* GIVEN REQUEST *
Here are some records; copy every line that holds the word "Southern".

* RECORDS FOR PROCESSING *
"""
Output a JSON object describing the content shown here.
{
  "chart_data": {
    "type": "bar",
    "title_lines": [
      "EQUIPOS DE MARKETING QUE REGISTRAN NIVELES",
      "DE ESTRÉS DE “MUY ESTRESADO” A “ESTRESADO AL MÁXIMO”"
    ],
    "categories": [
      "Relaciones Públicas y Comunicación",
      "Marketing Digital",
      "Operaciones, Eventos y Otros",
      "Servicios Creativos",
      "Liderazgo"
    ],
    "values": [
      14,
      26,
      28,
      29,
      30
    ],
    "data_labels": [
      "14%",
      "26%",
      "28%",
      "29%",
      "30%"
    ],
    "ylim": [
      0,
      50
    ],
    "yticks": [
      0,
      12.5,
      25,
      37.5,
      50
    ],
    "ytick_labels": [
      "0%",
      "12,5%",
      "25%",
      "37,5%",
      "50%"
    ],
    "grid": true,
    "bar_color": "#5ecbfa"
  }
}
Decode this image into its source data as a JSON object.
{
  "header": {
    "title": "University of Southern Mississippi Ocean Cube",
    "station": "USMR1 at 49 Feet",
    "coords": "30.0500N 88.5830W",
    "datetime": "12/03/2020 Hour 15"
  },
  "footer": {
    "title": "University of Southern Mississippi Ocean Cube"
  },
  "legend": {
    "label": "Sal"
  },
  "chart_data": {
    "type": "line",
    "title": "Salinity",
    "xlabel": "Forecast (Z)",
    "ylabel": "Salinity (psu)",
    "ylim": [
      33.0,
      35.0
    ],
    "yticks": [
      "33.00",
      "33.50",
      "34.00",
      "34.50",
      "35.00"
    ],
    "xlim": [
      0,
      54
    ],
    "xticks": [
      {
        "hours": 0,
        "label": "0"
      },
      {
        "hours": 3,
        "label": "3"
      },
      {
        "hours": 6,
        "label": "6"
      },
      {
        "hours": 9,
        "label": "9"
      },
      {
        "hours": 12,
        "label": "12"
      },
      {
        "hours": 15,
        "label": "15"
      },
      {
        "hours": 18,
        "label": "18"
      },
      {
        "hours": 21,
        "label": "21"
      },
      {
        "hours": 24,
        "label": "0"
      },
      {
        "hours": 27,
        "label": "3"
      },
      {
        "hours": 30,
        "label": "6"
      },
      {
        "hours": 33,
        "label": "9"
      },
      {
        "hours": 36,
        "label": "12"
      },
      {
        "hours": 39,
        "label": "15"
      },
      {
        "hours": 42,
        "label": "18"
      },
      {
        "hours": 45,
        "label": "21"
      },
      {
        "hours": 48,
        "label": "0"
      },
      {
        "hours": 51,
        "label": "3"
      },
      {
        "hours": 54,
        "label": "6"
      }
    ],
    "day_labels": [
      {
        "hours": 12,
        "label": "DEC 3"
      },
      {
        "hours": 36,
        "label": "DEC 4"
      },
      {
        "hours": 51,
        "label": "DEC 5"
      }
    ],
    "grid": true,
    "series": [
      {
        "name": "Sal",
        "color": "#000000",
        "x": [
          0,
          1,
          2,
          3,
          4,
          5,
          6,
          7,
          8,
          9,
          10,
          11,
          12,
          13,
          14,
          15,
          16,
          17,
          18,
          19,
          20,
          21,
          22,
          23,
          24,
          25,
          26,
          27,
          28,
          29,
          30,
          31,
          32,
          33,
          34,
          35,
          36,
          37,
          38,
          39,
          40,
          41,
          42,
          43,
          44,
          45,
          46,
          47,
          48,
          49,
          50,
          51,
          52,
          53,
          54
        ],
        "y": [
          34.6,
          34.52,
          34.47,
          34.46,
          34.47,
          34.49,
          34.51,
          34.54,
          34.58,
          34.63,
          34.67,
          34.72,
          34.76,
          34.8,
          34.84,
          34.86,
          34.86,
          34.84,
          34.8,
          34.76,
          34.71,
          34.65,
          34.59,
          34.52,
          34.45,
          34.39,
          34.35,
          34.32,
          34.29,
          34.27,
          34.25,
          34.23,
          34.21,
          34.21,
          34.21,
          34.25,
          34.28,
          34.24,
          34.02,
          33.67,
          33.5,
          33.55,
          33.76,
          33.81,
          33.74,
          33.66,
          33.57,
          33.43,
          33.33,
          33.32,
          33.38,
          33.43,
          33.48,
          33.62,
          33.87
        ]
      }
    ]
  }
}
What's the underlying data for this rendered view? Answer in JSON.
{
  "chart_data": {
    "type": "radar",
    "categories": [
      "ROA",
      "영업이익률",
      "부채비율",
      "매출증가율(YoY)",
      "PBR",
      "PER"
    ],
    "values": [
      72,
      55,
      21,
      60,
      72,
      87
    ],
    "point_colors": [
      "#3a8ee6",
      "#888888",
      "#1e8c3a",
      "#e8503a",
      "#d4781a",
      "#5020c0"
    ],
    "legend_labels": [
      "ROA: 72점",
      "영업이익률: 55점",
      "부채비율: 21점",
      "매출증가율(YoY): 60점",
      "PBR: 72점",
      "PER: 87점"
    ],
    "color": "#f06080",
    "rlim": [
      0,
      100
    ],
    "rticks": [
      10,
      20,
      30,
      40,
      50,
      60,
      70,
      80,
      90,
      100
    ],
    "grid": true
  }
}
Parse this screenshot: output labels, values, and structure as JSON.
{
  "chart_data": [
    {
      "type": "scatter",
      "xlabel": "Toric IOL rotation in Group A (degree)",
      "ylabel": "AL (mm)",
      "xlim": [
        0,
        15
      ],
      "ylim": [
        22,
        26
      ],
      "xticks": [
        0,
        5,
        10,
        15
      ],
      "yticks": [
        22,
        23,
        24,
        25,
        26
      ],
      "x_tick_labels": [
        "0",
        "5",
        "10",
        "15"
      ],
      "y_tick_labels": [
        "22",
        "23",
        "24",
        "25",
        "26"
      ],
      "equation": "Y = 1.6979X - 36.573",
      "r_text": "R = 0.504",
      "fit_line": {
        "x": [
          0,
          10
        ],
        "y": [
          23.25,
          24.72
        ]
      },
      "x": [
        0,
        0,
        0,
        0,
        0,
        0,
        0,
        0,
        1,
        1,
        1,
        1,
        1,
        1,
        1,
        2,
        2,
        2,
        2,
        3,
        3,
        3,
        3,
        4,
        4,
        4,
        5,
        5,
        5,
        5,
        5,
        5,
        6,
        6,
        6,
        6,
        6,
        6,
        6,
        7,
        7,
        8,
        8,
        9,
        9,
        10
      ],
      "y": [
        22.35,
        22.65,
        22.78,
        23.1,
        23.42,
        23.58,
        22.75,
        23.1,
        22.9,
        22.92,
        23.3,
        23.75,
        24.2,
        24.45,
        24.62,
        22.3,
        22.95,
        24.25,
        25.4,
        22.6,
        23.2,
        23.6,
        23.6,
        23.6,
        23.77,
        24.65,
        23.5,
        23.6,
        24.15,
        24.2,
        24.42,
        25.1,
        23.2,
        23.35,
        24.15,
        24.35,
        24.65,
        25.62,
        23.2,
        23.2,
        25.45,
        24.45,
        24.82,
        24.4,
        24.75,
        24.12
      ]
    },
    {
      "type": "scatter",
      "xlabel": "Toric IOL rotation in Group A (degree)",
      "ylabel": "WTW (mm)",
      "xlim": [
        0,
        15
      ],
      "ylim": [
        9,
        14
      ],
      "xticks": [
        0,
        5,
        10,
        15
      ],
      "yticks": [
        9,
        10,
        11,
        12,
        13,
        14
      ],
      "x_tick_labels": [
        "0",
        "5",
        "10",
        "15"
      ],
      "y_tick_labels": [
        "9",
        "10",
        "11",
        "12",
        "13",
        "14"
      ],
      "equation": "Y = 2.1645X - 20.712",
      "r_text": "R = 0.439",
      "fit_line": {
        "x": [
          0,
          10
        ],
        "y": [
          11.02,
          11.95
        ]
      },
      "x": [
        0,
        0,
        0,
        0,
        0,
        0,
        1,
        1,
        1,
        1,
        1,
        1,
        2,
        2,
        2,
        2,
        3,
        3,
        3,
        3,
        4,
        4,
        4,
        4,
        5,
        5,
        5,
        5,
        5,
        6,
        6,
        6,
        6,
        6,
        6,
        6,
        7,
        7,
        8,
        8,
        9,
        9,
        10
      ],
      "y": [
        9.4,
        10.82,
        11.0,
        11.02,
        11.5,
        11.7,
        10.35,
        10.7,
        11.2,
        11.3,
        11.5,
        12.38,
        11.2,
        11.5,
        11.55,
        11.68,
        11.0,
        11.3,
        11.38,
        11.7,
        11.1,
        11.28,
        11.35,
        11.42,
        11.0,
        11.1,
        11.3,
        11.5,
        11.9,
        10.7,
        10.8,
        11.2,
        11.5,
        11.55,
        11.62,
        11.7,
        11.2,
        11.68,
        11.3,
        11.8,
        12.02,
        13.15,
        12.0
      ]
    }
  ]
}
"""
* RESPONSE TO THIS EXERCISE *
    "title": "University of Southern Mississippi Ocean Cube",
    "title": "University of Southern Mississippi Ocean Cube"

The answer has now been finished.